◆ **Source data**:

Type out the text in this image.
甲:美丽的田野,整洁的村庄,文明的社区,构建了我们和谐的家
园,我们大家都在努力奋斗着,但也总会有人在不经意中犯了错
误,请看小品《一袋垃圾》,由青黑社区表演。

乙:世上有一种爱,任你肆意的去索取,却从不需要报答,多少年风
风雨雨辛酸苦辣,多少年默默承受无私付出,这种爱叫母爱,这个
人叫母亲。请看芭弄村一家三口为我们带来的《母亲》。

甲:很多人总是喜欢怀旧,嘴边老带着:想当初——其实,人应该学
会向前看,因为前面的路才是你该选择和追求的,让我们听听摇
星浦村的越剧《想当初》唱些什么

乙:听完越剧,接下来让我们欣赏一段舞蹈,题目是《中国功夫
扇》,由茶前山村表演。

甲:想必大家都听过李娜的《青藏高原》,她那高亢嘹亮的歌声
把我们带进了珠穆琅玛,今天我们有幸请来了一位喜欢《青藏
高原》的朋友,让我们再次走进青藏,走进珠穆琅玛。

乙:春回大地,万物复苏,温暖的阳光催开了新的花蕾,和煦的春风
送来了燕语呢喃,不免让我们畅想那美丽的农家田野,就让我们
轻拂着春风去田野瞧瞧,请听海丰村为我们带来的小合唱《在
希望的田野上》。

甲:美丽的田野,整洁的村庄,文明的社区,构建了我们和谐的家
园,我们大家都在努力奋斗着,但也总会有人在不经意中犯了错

◆ **What the exercise asks**: Type out all of the material again, word for word.

◆ **Result of the task**:
Type out the text in this image.
甲:美丽的田野,整洁的村庄,文明的社区,构建了我们和谐的家
园,我们大家都在努力奋斗着,但也总会有人在不经意中犯了错
误,请看小品《一袋垃圾》,由青黑社区表演。

乙:世上有一种爱,任你肆意的去索取,却从不需要报答,多少年风
风雨雨辛酸苦辣,多少年默默承受无私付出,这种爱叫母爱,这个
人叫母亲。请看芭弄村一家三口为我们带来的《母亲》。

甲:很多人总是喜欢怀旧,嘴边老带着:想当初——其实,人应该学
会向前看,因为前面的路才是你该选择和追求的,让我们听听摇
星浦村的越剧《想当初》唱些什么

乙:听完越剧,接下来让我们欣赏一段舞蹈,题目是《中国功夫
扇》,由茶前山村表演。

甲:想必大家都听过李娜的《青藏高原》,她那高亢嘹亮的歌声
把我们带进了珠穆琅玛,今天我们有幸请来了一位喜欢《青藏
高原》的朋友,让我们再次走进青藏,走进珠穆琅玛。

乙:春回大地,万物复苏,温暖的阳光催开了新的花蕾,和煦的春风
送来了燕语呢喃,不免让我们畅想那美丽的农家田野,就让我们
轻拂着春风去田野瞧瞧,请听海丰村为我们带来的小合唱《在
希望的田野上》。

甲:美丽的田野,整洁的村庄,文明的社区,构建了我们和谐的家
园,我们大家都在努力奋斗着,但也总会有人在不经意中犯了错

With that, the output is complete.